* [What the task asks]
Take the material and output all of it exactly.

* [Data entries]
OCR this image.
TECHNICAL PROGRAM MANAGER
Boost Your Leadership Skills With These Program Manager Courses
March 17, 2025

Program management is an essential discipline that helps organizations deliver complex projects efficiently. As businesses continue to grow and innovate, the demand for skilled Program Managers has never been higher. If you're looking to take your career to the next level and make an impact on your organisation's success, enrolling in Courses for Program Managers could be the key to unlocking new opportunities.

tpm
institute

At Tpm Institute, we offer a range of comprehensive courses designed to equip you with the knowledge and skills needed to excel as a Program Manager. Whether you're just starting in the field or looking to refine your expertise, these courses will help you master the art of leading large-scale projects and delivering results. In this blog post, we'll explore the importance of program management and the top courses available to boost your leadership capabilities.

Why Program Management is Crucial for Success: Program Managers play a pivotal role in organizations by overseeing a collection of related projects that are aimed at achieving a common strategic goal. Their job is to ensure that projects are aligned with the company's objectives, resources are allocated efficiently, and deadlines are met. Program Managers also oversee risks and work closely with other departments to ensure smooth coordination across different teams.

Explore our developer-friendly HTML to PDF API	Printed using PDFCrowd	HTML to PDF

* [Response below]
OCR this image.
TECHNICAL PROGRAM MANAGER
Boost Your Leadership Skills With These Program Manager Courses
March 17, 2025

Program management is an essential discipline that helps organizations deliver complex projects efficiently. As businesses continue to grow and innovate, the demand for skilled Program Managers has never been higher. If you're looking to take your career to the next level and make an impact on your organisation's success, enrolling in Courses for Program Managers could be the key to unlocking new opportunities.

tpm
institute

At Tpm Institute, we offer a range of comprehensive courses designed to equip you with the knowledge and skills needed to excel as a Program Manager. Whether you're just starting in the field or looking to refine your expertise, these courses will help you master the art of leading large-scale projects and delivering results. In this blog post, we'll explore the importance of program management and the top courses available to boost your leadership capabilities.

Why Program Management is Crucial for Success: Program Managers play a pivotal role in organizations by overseeing a collection of related projects that are aimed at achieving a common strategic goal. Their job is to ensure that projects are aligned with the company's objectives, resources are allocated efficiently, and deadlines are met. Program Managers also oversee risks and work closely with other departments to ensure smooth coordination across different teams.

Explore our developer-friendly HTML to PDF API	Printed using PDFCrowd	HTML to PDF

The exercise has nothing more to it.